[Records]
+++

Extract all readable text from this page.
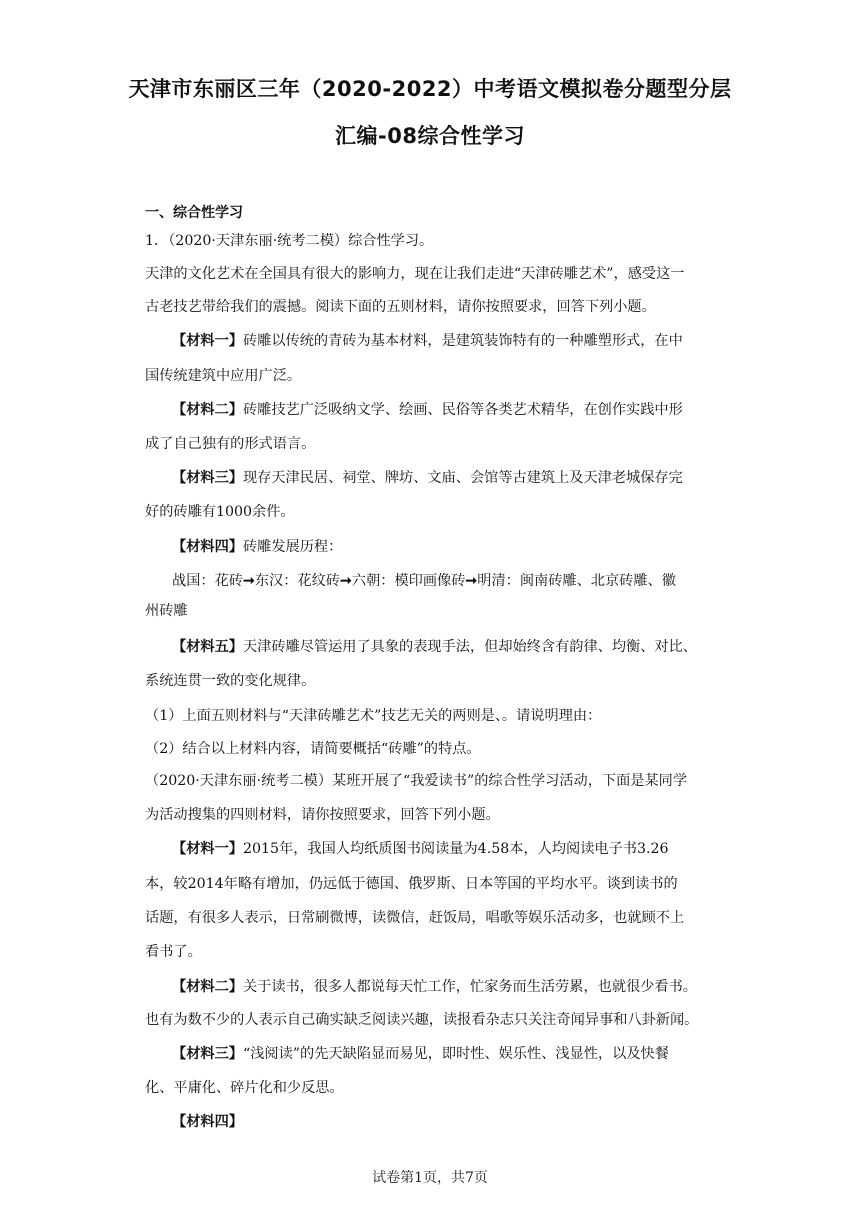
天津市东丽区三年（2020-2022）中考语文模拟卷分题型分层
汇编-08综合性学习
一、综合性学习
1．（2020·天津东丽·统考二模）综合性学习。
天津的文化艺术在全国具有很大的影响力，现在让我们走进“天津砖雕艺术”，感受这一
古老技艺带给我们的震撼。阅读下面的五则材料，请你按照要求，回答下列小题。
【材料一】砖雕以传统的青砖为基本材料，是建筑装饰特有的一种雕塑形式，在中
国传统建筑中应用广泛。
【材料二】砖雕技艺广泛吸纳文学、绘画、民俗等各类艺术精华，在创作实践中形
成了自己独有的形式语言。
【材料三】现存天津民居、祠堂、牌坊、文庙、会馆等古建筑上及天津老城保存完
好的砖雕有1000余件。
【材料四】砖雕发展历程：
战国：花砖➞东汉：花纹砖➞六朝：模印画像砖➞明清：闽南砖雕、北京砖雕、徽
州砖雕
【材料五】天津砖雕尽管运用了具象的表现手法，但却始终含有韵律、均衡、对比、
系统连贯一致的变化规律。
（1）上面五则材料与“天津砖雕艺术”技艺无关的两则是、。请说明理由：
（2）结合以上材料内容，请简要概括“砖雕”的特点。
（2020·天津东丽·统考二模）某班开展了“我爱读书”的综合性学习活动，下面是某同学
为活动搜集的四则材料，请你按照要求，回答下列小题。
【材料一】2015年，我国人均纸质图书阅读量为4.58本，人均阅读电子书3.26
本，较2014年略有增加，仍远低于德国、俄罗斯、日本等国的平均水平。谈到读书的
话题，有很多人表示，日常刷微博，读微信，赶饭局，唱歌等娱乐活动多，也就顾不上
看书了。
【材料二】关于读书，很多人都说每天忙工作，忙家务而生活劳累，也就很少看书。
也有为数不少的人表示自己确实缺乏阅读兴趣，读报看杂志只关注奇闻异事和八卦新闻。
【材料三】“浅阅读”的先天缺陷显而易见，即时性、娱乐性、浅显性，以及快餐
化、平庸化、碎片化和少反思。
【材料四】
试卷第1页，共7页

+++

All of the entries above should be copied exactly, except for the pictures.

Extract all readable text from this page.
天津市东丽区三年（2020-2022）中考语文模拟卷分题型分层
汇编-08综合性学习
一、综合性学习
1．（2020·天津东丽·统考二模）综合性学习。
天津的文化艺术在全国具有很大的影响力，现在让我们走进“天津砖雕艺术”，感受这一
古老技艺带给我们的震撼。阅读下面的五则材料，请你按照要求，回答下列小题。
【材料一】砖雕以传统的青砖为基本材料，是建筑装饰特有的一种雕塑形式，在中
国传统建筑中应用广泛。
【材料二】砖雕技艺广泛吸纳文学、绘画、民俗等各类艺术精华，在创作实践中形
成了自己独有的形式语言。
【材料三】现存天津民居、祠堂、牌坊、文庙、会馆等古建筑上及天津老城保存完
好的砖雕有1000余件。
【材料四】砖雕发展历程：
战国：花砖➞东汉：花纹砖➞六朝：模印画像砖➞明清：闽南砖雕、北京砖雕、徽
州砖雕
【材料五】天津砖雕尽管运用了具象的表现手法，但却始终含有韵律、均衡、对比、
系统连贯一致的变化规律。
（1）上面五则材料与“天津砖雕艺术”技艺无关的两则是、。请说明理由：
（2）结合以上材料内容，请简要概括“砖雕”的特点。
（2020·天津东丽·统考二模）某班开展了“我爱读书”的综合性学习活动，下面是某同学
为活动搜集的四则材料，请你按照要求，回答下列小题。
【材料一】2015年，我国人均纸质图书阅读量为4.58本，人均阅读电子书3.26
本，较2014年略有增加，仍远低于德国、俄罗斯、日本等国的平均水平。谈到读书的
话题，有很多人表示，日常刷微博，读微信，赶饭局，唱歌等娱乐活动多，也就顾不上
看书了。
【材料二】关于读书，很多人都说每天忙工作，忙家务而生活劳累，也就很少看书。
也有为数不少的人表示自己确实缺乏阅读兴趣，读报看杂志只关注奇闻异事和八卦新闻。
【材料三】“浅阅读”的先天缺陷显而易见，即时性、娱乐性、浅显性，以及快餐
化、平庸化、碎片化和少反思。
【材料四】
试卷第1页，共7页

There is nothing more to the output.